- [Work to be completed]
Count the lines below that contain the word "明治维新" and give only that number.

<<<<

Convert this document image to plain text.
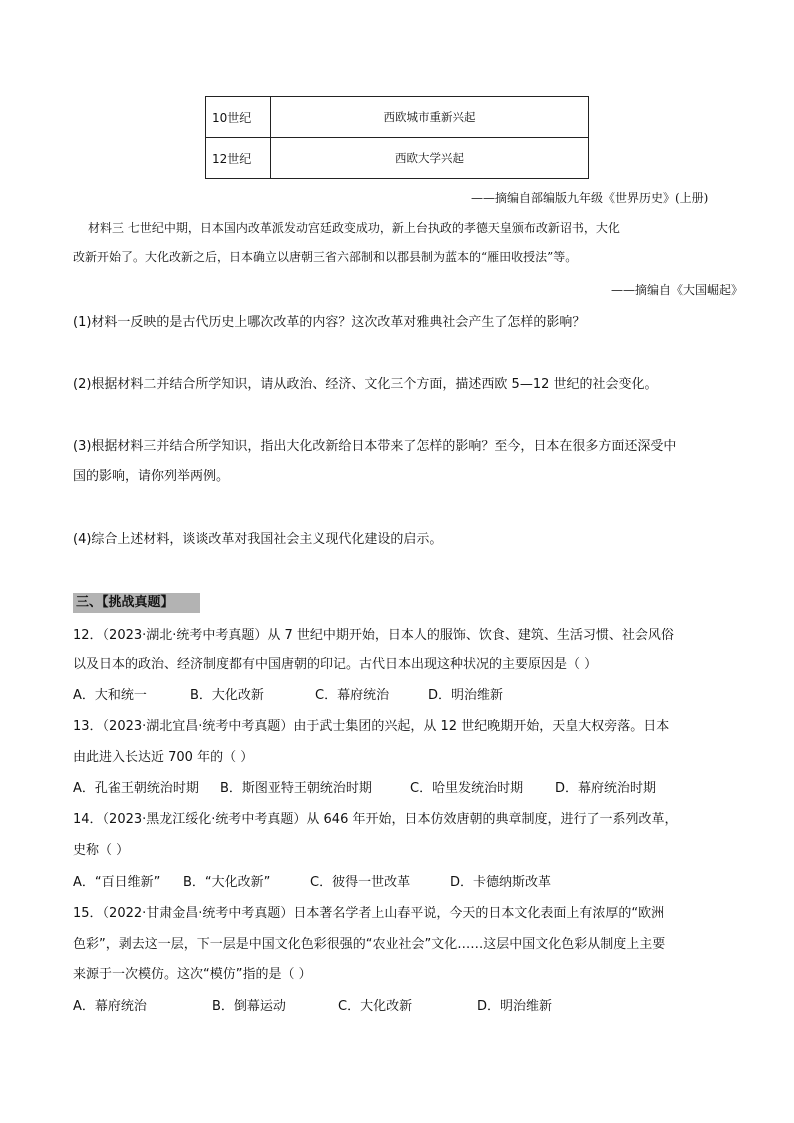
10世纪	西欧城市重新兴起
12世纪	西欧大学兴起
——摘编自部编版九年级《世界历史》(上册)
材料三 七世纪中期，日本国内改革派发动宫廷政变成功，新上台执政的孝德天皇颁布改新诏书，大化
改新开始了。大化改新之后，日本确立以唐朝三省六部制和以郡县制为蓝本的“雁田收授法”等。
——摘编自《大国崛起》
(1)材料一反映的是古代历史上哪次改革的内容？这次改革对雅典社会产生了怎样的影响？
(2)根据材料二并结合所学知识，请从政治、经济、文化三个方面，描述西欧 5—12 世纪的社会变化。
(3)根据材料三并结合所学知识，指出大化改新给日本带来了怎样的影响？至今，日本在很多方面还深受中
国的影响，请你列举两例。
(4)综合上述材料，谈谈改革对我国社会主义现代化建设的启示。
三、【挑战真题】
12．（2023·湖北·统考中考真题）从 7 世纪中期开始，日本人的服饰、饮食、建筑、生活习惯、社会风俗
以及日本的政治、经济制度都有中国唐朝的印记。古代日本出现这种状况的主要原因是（ ）
A．大和统一	B．大化改新	C．幕府统治	D．明治维新
13．（2023·湖北宜昌·统考中考真题）由于武士集团的兴起，从 12 世纪晚期开始，天皇大权旁落。日本
由此进入长达近 700 年的（ ）
A．孔雀王朝统治时期 B．斯图亚特王朝统治时期	C．哈里发统治时期 D．幕府统治时期
14．（2023·黑龙江绥化·统考中考真题）从 646 年开始，日本仿效唐朝的典章制度，进行了一系列改革，
史称（ ）
A．“百日维新” B．“大化改新”	C．彼得一世改革	D．卡德纳斯改革
15．（2022·甘肃金昌·统考中考真题）日本著名学者上山春平说，今天的日本文化表面上有浓厚的“欧洲
色彩”，剥去这一层，下一层是中国文化色彩很强的“农业社会”文化……这层中国文化色彩从制度上主要
来源于一次模仿。这次“模仿”指的是（ ）
A．幕府统治	B．倒幕运动	C．大化改新	D．明治维新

>>>>

- [Result]
2